_Supplied material_.
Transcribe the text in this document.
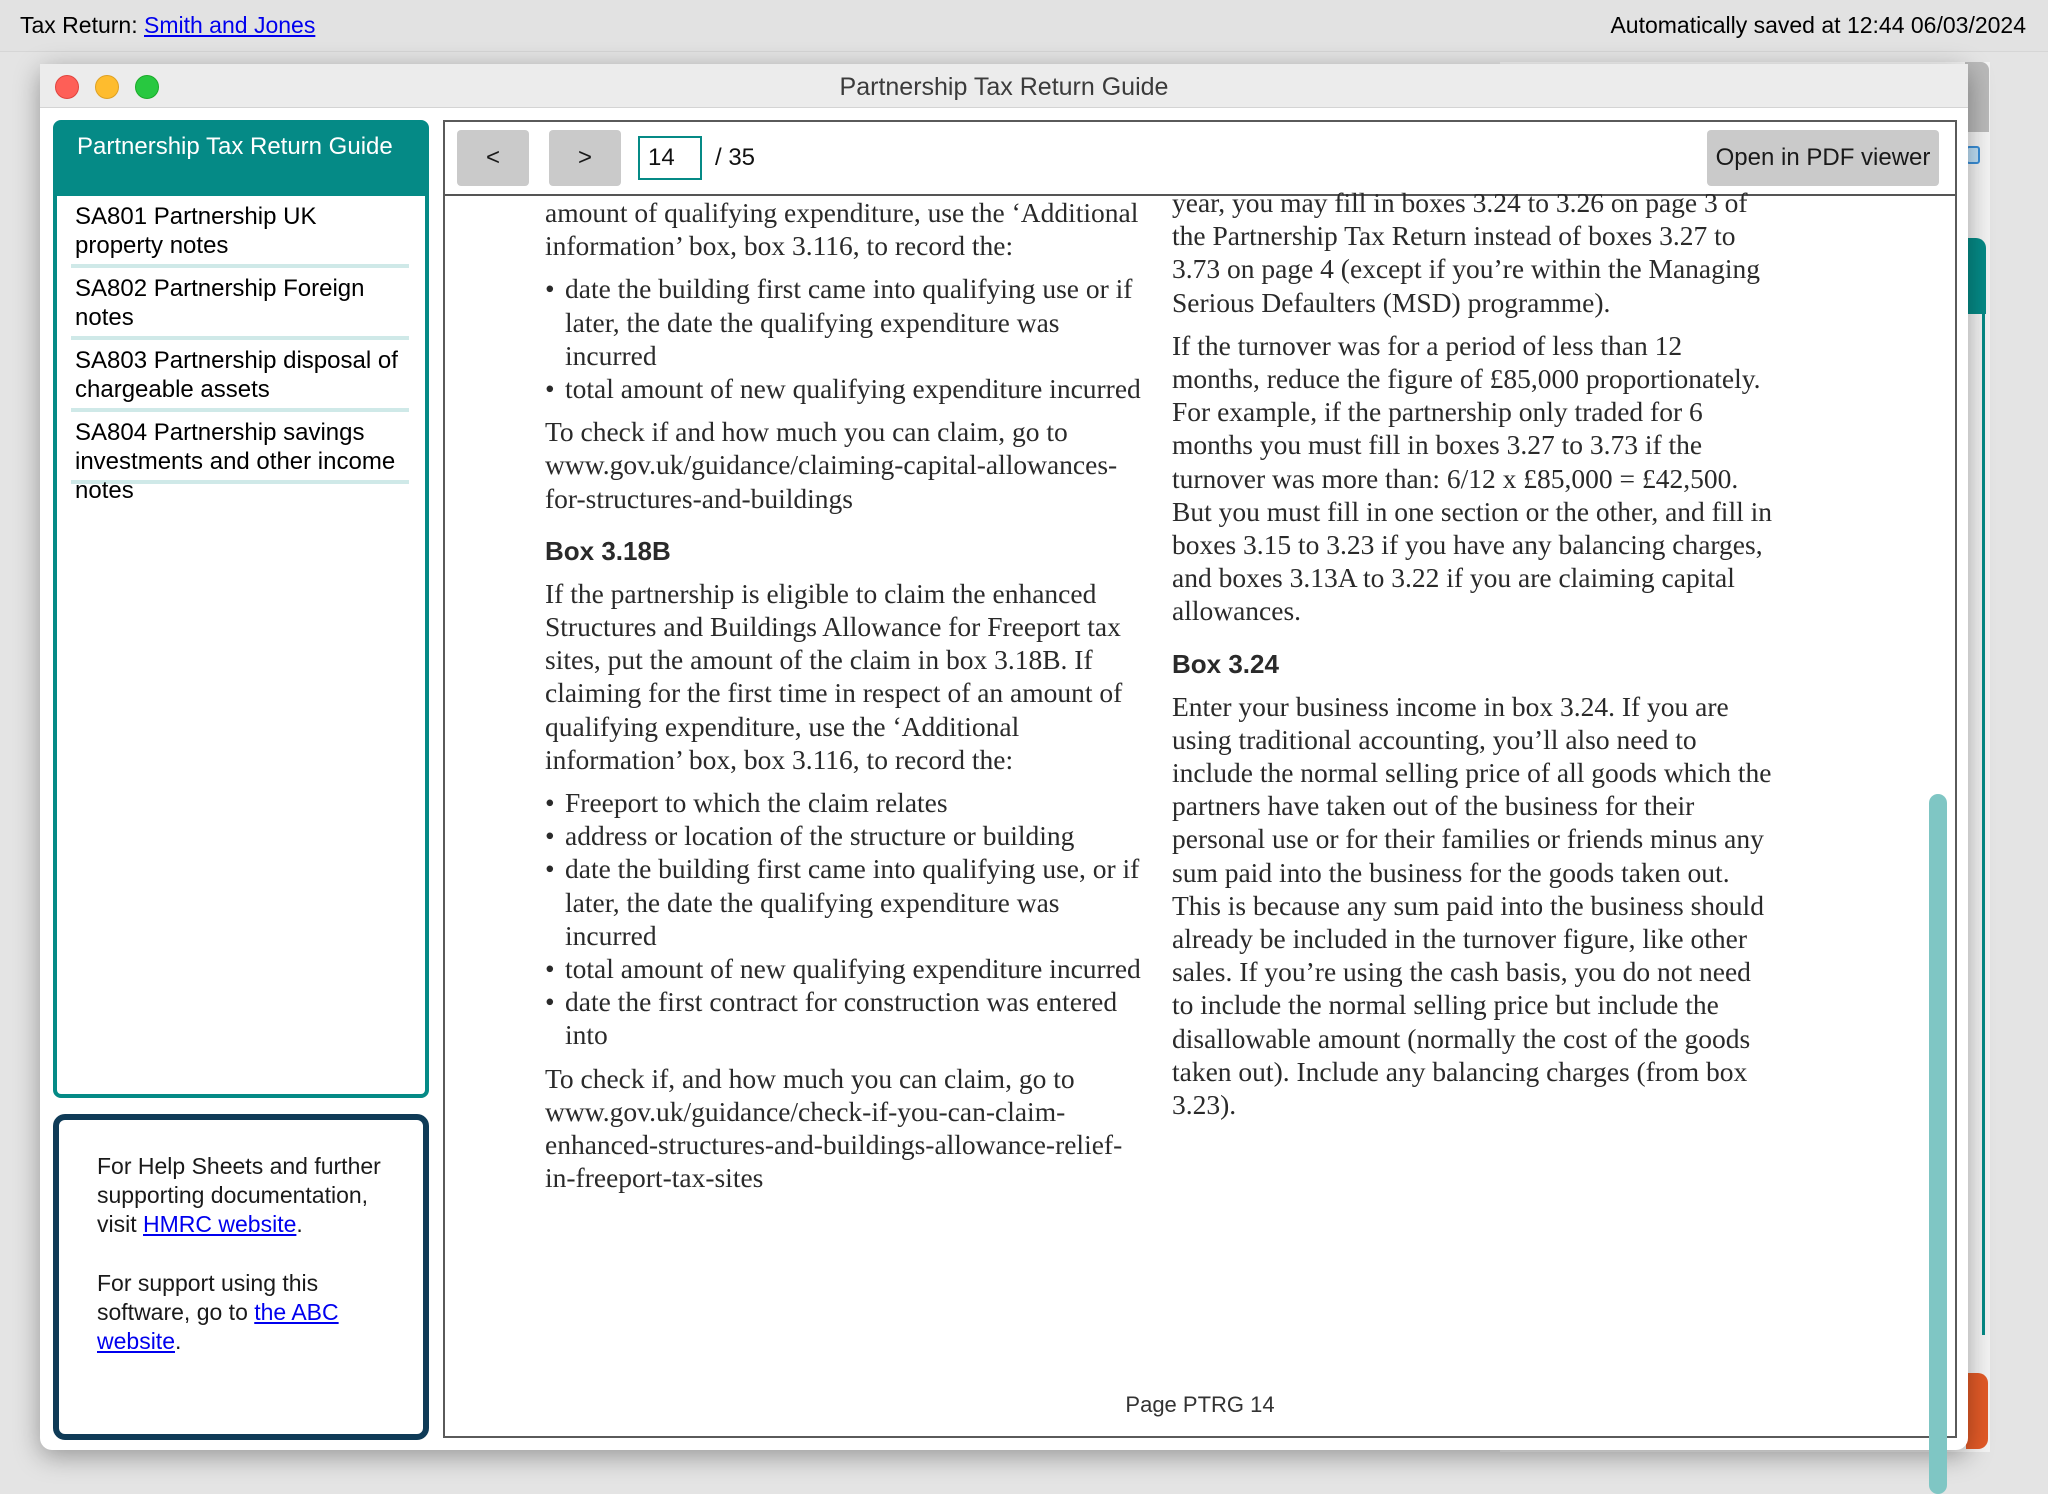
Tax Return: Smith and Jones	Automatically saved at 12:44 06/03/2024
Partnership Tax Return Guide
Partnership Tax Return Guide
SA801 Partnership UK property notes
SA802 Partnership Foreign notes
SA803 Partnership disposal of chargeable assets
SA804 Partnership savings investments and other income notes

For Help Sheets and further supporting documentation, visit HMRC website.

For support using this software, go to the ABC website.

<	>
14	/ 35	Open in PDF viewer

amount of qualifying expenditure, use the ‘Additional information’ box, box 3.116, to record the:

• date the building first came into qualifying use or if later, the date the qualifying expenditure was incurred
• total amount of new qualifying expenditure incurred

To check if and how much you can claim, go to www.gov.uk/guidance/claiming-capital-allowances-for-structures-and-buildings

Box 3.18B

If the partnership is eligible to claim the enhanced Structures and Buildings Allowance for Freeport tax sites, put the amount of the claim in box 3.18B. If claiming for the first time in respect of an amount of qualifying expenditure, use the ‘Additional information’ box, box 3.116, to record the:

• Freeport to which the claim relates
• address or location of the structure or building
• date the building first came into qualifying use, or if later, the date the qualifying expenditure was incurred
• total amount of new qualifying expenditure incurred
• date the first contract for construction was entered into

To check if, and how much you can claim, go to www.gov.uk/guidance/check-if-you-can-claim-enhanced-structures-and-buildings-allowance-relief-in-freeport-tax-sites

year, you may fill in boxes 3.24 to 3.26 on page 3 of the Partnership Tax Return instead of boxes 3.27 to 3.73 on page 4 (except if you’re within the Managing Serious Defaulters (MSD) programme).

If the turnover was for a period of less than 12 months, reduce the figure of £85,000 proportionately. For example, if the partnership only traded for 6 months you must fill in boxes 3.27 to 3.73 if the turnover was more than: 6/12 x £85,000 = £42,500. But you must fill in one section or the other, and fill in boxes 3.15 to 3.23 if you have any balancing charges, and boxes 3.13A to 3.22 if you are claiming capital allowances.

Box 3.24

Enter your business income in box 3.24. If you are using traditional accounting, you’ll also need to include the normal selling price of all goods which the partners have taken out of the business for their personal use or for their families or friends minus any sum paid into the business for the goods taken out. This is because any sum paid into the business should already be included in the turnover figure, like other sales. If you’re using the cash basis, you do not need to include the normal selling price but include the disallowable amount (normally the cost of the goods taken out). Include any balancing charges (from box 3.23).

Page PTRG 14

_Written exercise_. Report the number of lines above containing the word "expenditure", with no other text.

_Solution_. 6